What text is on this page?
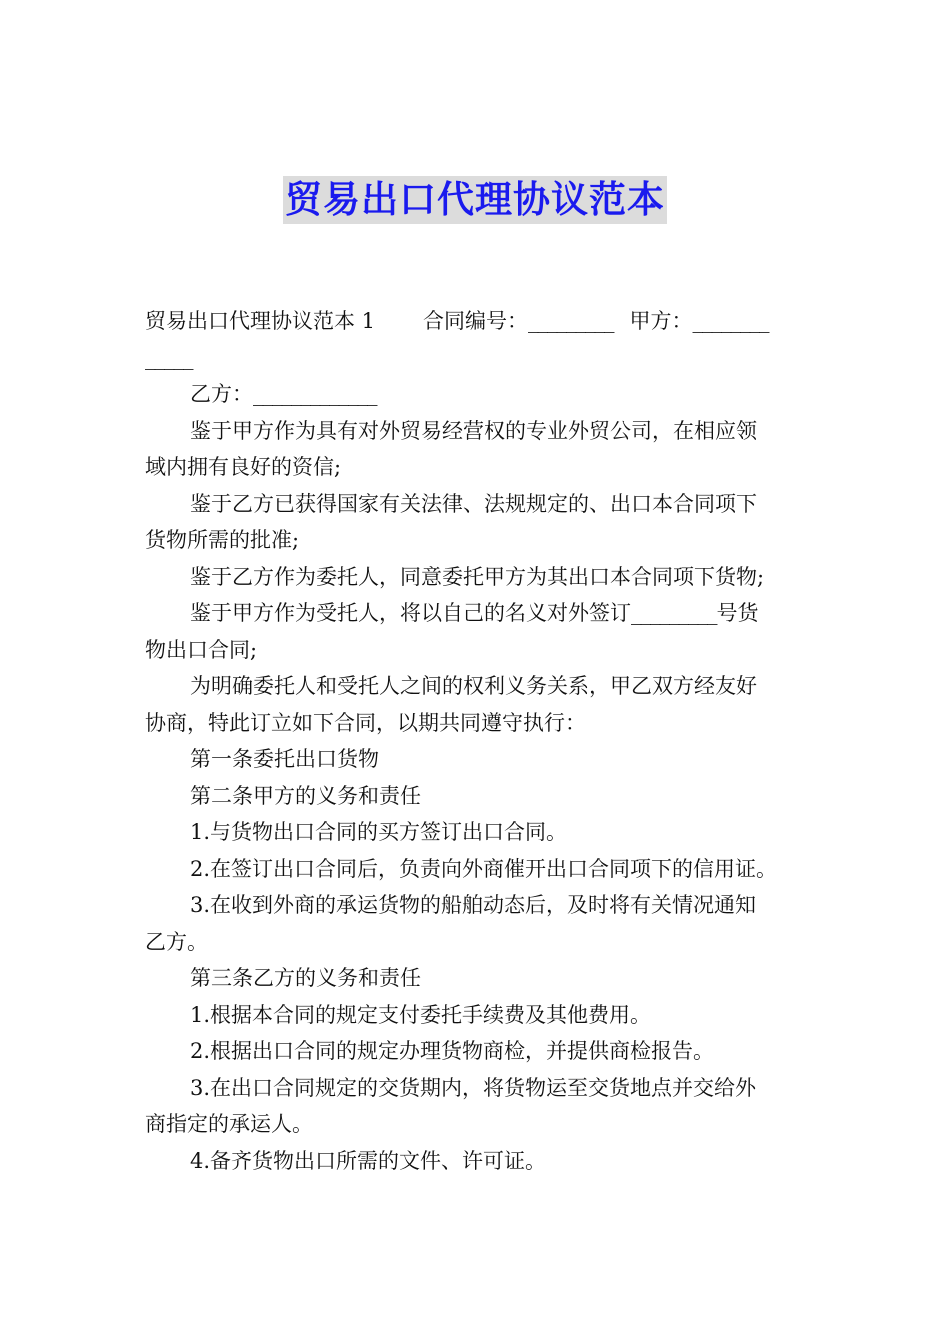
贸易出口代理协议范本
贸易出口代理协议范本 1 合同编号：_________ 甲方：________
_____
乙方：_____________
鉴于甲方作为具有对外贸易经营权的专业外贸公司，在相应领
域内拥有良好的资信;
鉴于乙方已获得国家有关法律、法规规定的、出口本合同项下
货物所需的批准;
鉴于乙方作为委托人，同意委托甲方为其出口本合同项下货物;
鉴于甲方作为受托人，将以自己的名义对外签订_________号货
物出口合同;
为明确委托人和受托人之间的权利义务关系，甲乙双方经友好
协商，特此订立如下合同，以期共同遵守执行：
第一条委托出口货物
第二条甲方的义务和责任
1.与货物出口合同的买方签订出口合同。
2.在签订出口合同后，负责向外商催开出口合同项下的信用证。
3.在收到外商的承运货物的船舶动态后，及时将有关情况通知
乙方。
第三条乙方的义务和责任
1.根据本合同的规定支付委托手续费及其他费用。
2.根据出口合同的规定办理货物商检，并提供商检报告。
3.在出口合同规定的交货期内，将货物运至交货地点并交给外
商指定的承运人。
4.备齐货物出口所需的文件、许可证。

▶ Your instructions
Write out the records above exactly as they appear, leaving out any pictures.

▶ Finished task
What text is on this page?
贸易出口代理协议范本
贸易出口代理协议范本 1 合同编号：_________ 甲方：________
_____
乙方：_____________
鉴于甲方作为具有对外贸易经营权的专业外贸公司，在相应领
域内拥有良好的资信;
鉴于乙方已获得国家有关法律、法规规定的、出口本合同项下
货物所需的批准;
鉴于乙方作为委托人，同意委托甲方为其出口本合同项下货物;
鉴于甲方作为受托人，将以自己的名义对外签订_________号货
物出口合同;
为明确委托人和受托人之间的权利义务关系，甲乙双方经友好
协商，特此订立如下合同，以期共同遵守执行：
第一条委托出口货物
第二条甲方的义务和责任
1.与货物出口合同的买方签订出口合同。
2.在签订出口合同后，负责向外商催开出口合同项下的信用证。
3.在收到外商的承运货物的船舶动态后，及时将有关情况通知
乙方。
第三条乙方的义务和责任
1.根据本合同的规定支付委托手续费及其他费用。
2.根据出口合同的规定办理货物商检，并提供商检报告。
3.在出口合同规定的交货期内，将货物运至交货地点并交给外
商指定的承运人。
4.备齐货物出口所需的文件、许可证。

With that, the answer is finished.